» **Directive**:
From the entries that follow, pick out all lines holding "Tomàs".

######

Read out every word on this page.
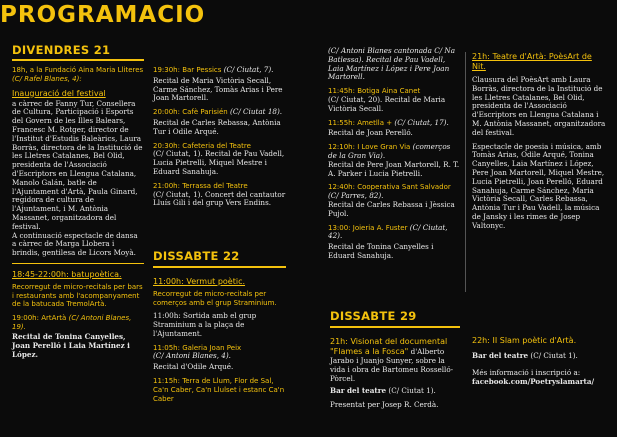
PROGRAMACIO
DIVENDRES 21

18h, a la Fundació Aina Maria Lliteres
(C/ Rafel Blanes, 4):

Inauguració del festival

a càrrec de Fanny Tur, Consellera de Cultura, Participació i Esports del Govern de les Illes Balears, Francesc M. Rotger, director de l'Institut d'Estudis Baleàrics, Laura Borràs, directora de la Institució de les Lletres Catalanes, Bel Olid, presidenta de l'Associació d'Escriptors en Llengua Catalana, Manolo Galán, batle de l'Ajuntament d'Artà, Paula Ginard, regidora de cultura de l'Ajuntament, i M. Antònia Massanet, organitzadora del festival.

A continuació espectacle de dansa a càrrec de Marga Llobera i brindis, gentilesa de Licors Moyà.

18:45-22:00h: batupoètica.

Recorregut de micro-recitals per bars i restaurants amb l'acompanyament de la batucada TremolArtà.

19:00h: ArtArtà (C/ Antoni Blanes, 19).

Recital de Tonina Canyelles, Joan Perelló i Laia Martínez i López.

19:30h: Bar Pessics (C/ Ciutat, 7).

Recital de Maria Victòria Secall, Carme Sánchez, Tomàs Arias i Pere Joan Martorell.

20:00h: Cafè Parisién (C/ Ciutat 18).

Recital de Carles Rebassa, Antònia Tur i Odile Arqué.

20:30h: Cafeteria del Teatre

(C/ Ciutat, 1). Recital de Pau Vadell, Lucia Pietrelli, Miquel Mestre i Eduard Sanahuja.

21:00h: Terrassa del Teatre

(C/ Ciutat, 1). Concert del cantautor Lluís Gili i del grup Vers Endins.

DISSABTE 22

11:00h: Vermut poètic.

Recorregut de micro-recitals per comerços amb el grup Straminium.

11:00h: Sortida amb el grup Straminium a la plaça de l'Ajuntament.

11:05h: Galeria Joan Peix
(C/ Antoni Blanes, 4).

Recital d'Odile Arqué.

11:15h: Terra de Llum, Flor de Sal, Ca'n Caber, Ca'n Llulset i estanc Ca'n Caber

(C/ Antoni Blanes cantonada C/ Na Batlessa). Recital de Pau Vadell, Laia Martínez i López i Pere Joan Martorell.

11:45h: Botiga Aina Canet

(C/ Ciutat, 20). Recital de Maria Victòria Secall.

11:55h: Ametlla + (C/ Ciutat, 17).

Recital de Joan Perelló.

12:10h: I Love Gran Via (comerços de la Gran Via).

Recital de Pere Joan Martorell, R. T. A. Parker i Lucia Pietrelli.

12:40h: Cooperativa Sant Salvador (C/ Parres, 82).

Recital de Carles Rebassa i Jèssica Pujol.

13:00: Joieria A. Fuster (C/ Ciutat, 42).

Recital de Tonina Canyelles i Eduard Sanahuja.

DISSABTE 29

21h: Visionat del documental "Flames a la Fosca" d'Alberto Jarabo i Juanjo Sunyer, sobre la vida i obra de Bartomeu Rosselló-Pòrcel.

Bar del teatre (C/ Ciutat 1).

Presentat per Josep R. Cerdà.

21h: Teatre d'Artà: PoèsArt de Nit.

Clausura del PoèsArt amb Laura Borràs, directora de la Institució de les Lletres Catalanes, Bel Olid, presidenta de l'Associació d'Escriptors en Llengua Catalana i M. Antònia Massanet, organitzadora del festival.

Espectacle de poesia i música, amb Tomàs Arias, Odile Arqué, Tonina Canyelles, Laia Martínez i López, Pere Joan Martorell, Miquel Mestre, Lucia Pietrelli, Joan Perelló, Eduard Sanahuja, Carme Sánchez, Maria Victòria Secall, Carles Rebassa, Antònia Tur i Pau Vadell, la música de Jansky i les rimes de Josep Valtonyc.

22h: II Slam poètic d'Artà.

Bar del teatre (C/ Ciutat 1).

Més informació i inscripció a:

facebook.com/Poetryslamarta/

######

» **Exercise response**:
Recital de Maria Victòria Secall, Carme Sánchez, Tomàs Arias i Pere Joan Martorell.
Espectacle de poesia i música, amb Tomàs Arias, Odile Arqué, Tonina Canyelles, Laia Martínez i López, Pere Joan Martorell, Miquel Mestre, Lucia Pietrelli, Joan Perelló, Eduard Sanahuja, Carme Sánchez, Maria Victòria Secall, Carles Rebassa, Antònia Tur i Pau Vadell, la música de Jansky i les rimes de Josep Valtonyc.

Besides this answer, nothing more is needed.